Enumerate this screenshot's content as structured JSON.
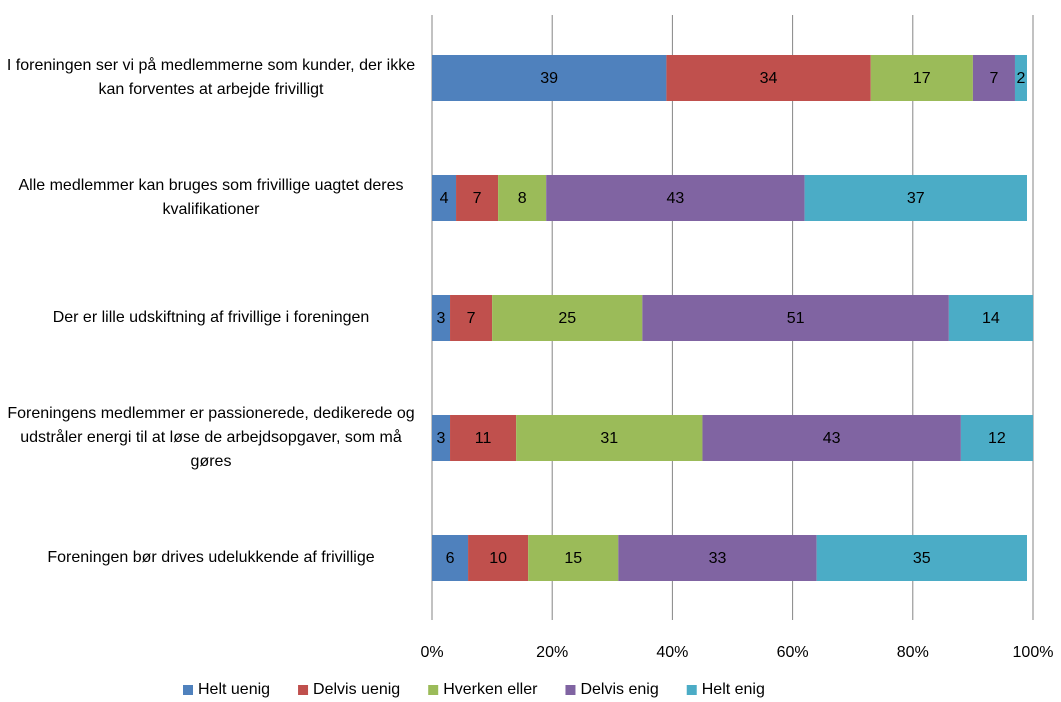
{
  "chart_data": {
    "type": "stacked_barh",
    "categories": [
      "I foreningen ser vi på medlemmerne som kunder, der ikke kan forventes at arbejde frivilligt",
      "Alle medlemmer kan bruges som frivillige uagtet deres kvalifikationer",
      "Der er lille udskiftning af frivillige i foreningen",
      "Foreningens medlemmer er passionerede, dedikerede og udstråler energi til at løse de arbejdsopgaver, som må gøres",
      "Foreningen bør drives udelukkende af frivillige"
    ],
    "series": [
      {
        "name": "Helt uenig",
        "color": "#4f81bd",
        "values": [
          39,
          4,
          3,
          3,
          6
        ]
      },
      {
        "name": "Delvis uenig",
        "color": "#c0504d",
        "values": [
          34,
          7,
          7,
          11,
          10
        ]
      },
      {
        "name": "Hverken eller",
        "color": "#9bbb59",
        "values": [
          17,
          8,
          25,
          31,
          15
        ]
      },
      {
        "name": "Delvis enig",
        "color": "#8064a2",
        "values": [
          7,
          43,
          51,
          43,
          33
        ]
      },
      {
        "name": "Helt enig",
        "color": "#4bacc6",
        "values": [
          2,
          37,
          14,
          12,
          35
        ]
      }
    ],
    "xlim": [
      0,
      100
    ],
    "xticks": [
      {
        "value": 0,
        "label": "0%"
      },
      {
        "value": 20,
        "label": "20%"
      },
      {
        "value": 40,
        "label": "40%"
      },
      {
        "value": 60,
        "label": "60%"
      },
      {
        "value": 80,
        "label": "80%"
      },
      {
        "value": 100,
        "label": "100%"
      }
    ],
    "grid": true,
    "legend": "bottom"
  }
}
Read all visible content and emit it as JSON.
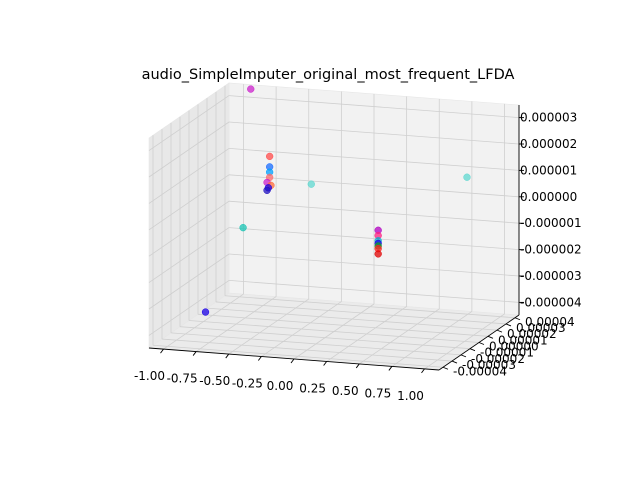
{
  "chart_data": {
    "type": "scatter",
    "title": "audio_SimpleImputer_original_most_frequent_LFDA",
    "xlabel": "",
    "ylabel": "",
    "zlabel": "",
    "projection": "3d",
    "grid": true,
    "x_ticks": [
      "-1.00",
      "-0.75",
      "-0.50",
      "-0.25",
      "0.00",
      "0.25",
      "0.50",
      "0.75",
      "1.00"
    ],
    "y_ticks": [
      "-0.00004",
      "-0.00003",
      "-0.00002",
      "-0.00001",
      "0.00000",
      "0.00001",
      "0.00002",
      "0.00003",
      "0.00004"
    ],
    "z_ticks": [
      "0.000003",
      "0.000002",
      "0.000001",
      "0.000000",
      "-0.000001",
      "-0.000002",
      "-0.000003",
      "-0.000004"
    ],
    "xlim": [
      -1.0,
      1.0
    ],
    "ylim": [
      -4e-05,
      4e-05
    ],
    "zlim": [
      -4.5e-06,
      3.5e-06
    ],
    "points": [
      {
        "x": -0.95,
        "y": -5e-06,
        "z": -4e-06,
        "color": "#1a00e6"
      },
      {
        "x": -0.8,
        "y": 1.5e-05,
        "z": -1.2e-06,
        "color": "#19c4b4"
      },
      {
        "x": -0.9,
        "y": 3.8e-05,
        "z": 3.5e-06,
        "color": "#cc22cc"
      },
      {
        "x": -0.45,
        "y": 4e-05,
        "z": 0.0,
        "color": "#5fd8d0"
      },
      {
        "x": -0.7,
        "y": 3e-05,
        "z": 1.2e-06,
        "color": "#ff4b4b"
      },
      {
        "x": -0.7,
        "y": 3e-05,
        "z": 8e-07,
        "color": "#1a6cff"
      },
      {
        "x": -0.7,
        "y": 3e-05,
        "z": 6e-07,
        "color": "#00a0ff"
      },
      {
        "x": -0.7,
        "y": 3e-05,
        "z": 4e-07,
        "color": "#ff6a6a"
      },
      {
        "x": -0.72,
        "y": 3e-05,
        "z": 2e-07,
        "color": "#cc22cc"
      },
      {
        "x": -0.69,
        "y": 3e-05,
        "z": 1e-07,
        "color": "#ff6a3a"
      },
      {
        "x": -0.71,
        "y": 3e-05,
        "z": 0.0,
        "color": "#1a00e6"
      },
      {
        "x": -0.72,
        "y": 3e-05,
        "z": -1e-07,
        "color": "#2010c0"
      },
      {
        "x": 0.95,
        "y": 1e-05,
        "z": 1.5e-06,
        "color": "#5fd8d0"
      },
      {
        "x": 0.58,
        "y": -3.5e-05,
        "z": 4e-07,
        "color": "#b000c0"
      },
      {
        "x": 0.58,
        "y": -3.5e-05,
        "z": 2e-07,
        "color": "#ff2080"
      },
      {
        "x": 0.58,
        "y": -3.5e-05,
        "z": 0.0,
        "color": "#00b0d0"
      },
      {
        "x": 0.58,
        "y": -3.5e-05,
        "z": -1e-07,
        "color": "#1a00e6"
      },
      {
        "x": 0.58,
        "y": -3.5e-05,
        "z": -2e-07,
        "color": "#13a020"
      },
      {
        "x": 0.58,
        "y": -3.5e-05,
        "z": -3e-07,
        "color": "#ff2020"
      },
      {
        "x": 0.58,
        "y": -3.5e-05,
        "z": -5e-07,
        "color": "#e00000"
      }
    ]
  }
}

====================

[What is required]:
Reproduce every line exactly and omit all pictures.

[Answer to the exercise]:
Enumerate this screenshot's content as structured JSON.
{
  "chart_data": {
    "type": "stacked_barh",
    "categories": [
      "I foreningen ser vi på medlemmerne som kunder, der ikke kan forventes at arbejde frivilligt",
      "Alle medlemmer kan bruges som frivillige uagtet deres kvalifikationer",
      "Der er lille udskiftning af frivillige i foreningen",
      "Foreningens medlemmer er passionerede, dedikerede og udstråler energi til at løse de arbejdsopgaver, som må gøres",
      "Foreningen bør drives udelukkende af frivillige"
    ],
    "series": [
      {
        "name": "Helt uenig",
        "color": "#4f81bd",
        "values": [
          39,
          4,
          3,
          3,
          6
        ]
      },
      {
        "name": "Delvis uenig",
        "color": "#c0504d",
        "values": [
          34,
          7,
          7,
          11,
          10
        ]
      },
      {
        "name": "Hverken eller",
        "color": "#9bbb59",
        "values": [
          17,
          8,
          25,
          31,
          15
        ]
      },
      {
        "name": "Delvis enig",
        "color": "#8064a2",
        "values": [
          7,
          43,
          51,
          43,
          33
        ]
      },
      {
        "name": "Helt enig",
        "color": "#4bacc6",
        "values": [
          2,
          37,
          14,
          12,
          35
        ]
      }
    ],
    "xlim": [
      0,
      100
    ],
    "xticks": [
      {
        "value": 0,
        "label": "0%"
      },
      {
        "value": 20,
        "label": "20%"
      },
      {
        "value": 40,
        "label": "40%"
      },
      {
        "value": 60,
        "label": "60%"
      },
      {
        "value": 80,
        "label": "80%"
      },
      {
        "value": 100,
        "label": "100%"
      }
    ],
    "grid": true,
    "legend": "bottom"
  }
}
Read all visible content and emit it as JSON.
{
  "chart_data": {
    "type": "scatter",
    "title": "audio_SimpleImputer_original_most_frequent_LFDA",
    "xlabel": "",
    "ylabel": "",
    "zlabel": "",
    "projection": "3d",
    "grid": true,
    "x_ticks": [
      "-1.00",
      "-0.75",
      "-0.50",
      "-0.25",
      "0.00",
      "0.25",
      "0.50",
      "0.75",
      "1.00"
    ],
    "y_ticks": [
      "-0.00004",
      "-0.00003",
      "-0.00002",
      "-0.00001",
      "0.00000",
      "0.00001",
      "0.00002",
      "0.00003",
      "0.00004"
    ],
    "z_ticks": [
      "0.000003",
      "0.000002",
      "0.000001",
      "0.000000",
      "-0.000001",
      "-0.000002",
      "-0.000003",
      "-0.000004"
    ],
    "xlim": [
      -1.0,
      1.0
    ],
    "ylim": [
      -4e-05,
      4e-05
    ],
    "zlim": [
      -4.5e-06,
      3.5e-06
    ],
    "points": [
      {
        "x": -0.95,
        "y": -5e-06,
        "z": -4e-06,
        "color": "#1a00e6"
      },
      {
        "x": -0.8,
        "y": 1.5e-05,
        "z": -1.2e-06,
        "color": "#19c4b4"
      },
      {
        "x": -0.9,
        "y": 3.8e-05,
        "z": 3.5e-06,
        "color": "#cc22cc"
      },
      {
        "x": -0.45,
        "y": 4e-05,
        "z": 0.0,
        "color": "#5fd8d0"
      },
      {
        "x": -0.7,
        "y": 3e-05,
        "z": 1.2e-06,
        "color": "#ff4b4b"
      },
      {
        "x": -0.7,
        "y": 3e-05,
        "z": 8e-07,
        "color": "#1a6cff"
      },
      {
        "x": -0.7,
        "y": 3e-05,
        "z": 6e-07,
        "color": "#00a0ff"
      },
      {
        "x": -0.7,
        "y": 3e-05,
        "z": 4e-07,
        "color": "#ff6a6a"
      },
      {
        "x": -0.72,
        "y": 3e-05,
        "z": 2e-07,
        "color": "#cc22cc"
      },
      {
        "x": -0.69,
        "y": 3e-05,
        "z": 1e-07,
        "color": "#ff6a3a"
      },
      {
        "x": -0.71,
        "y": 3e-05,
        "z": 0.0,
        "color": "#1a00e6"
      },
      {
        "x": -0.72,
        "y": 3e-05,
        "z": -1e-07,
        "color": "#2010c0"
      },
      {
        "x": 0.95,
        "y": 1e-05,
        "z": 1.5e-06,
        "color": "#5fd8d0"
      },
      {
        "x": 0.58,
        "y": -3.5e-05,
        "z": 4e-07,
        "color": "#b000c0"
      },
      {
        "x": 0.58,
        "y": -3.5e-05,
        "z": 2e-07,
        "color": "#ff2080"
      },
      {
        "x": 0.58,
        "y": -3.5e-05,
        "z": 0.0,
        "color": "#00b0d0"
      },
      {
        "x": 0.58,
        "y": -3.5e-05,
        "z": -1e-07,
        "color": "#1a00e6"
      },
      {
        "x": 0.58,
        "y": -3.5e-05,
        "z": -2e-07,
        "color": "#13a020"
      },
      {
        "x": 0.58,
        "y": -3.5e-05,
        "z": -3e-07,
        "color": "#ff2020"
      },
      {
        "x": 0.58,
        "y": -3.5e-05,
        "z": -5e-07,
        "color": "#e00000"
      }
    ]
  }
}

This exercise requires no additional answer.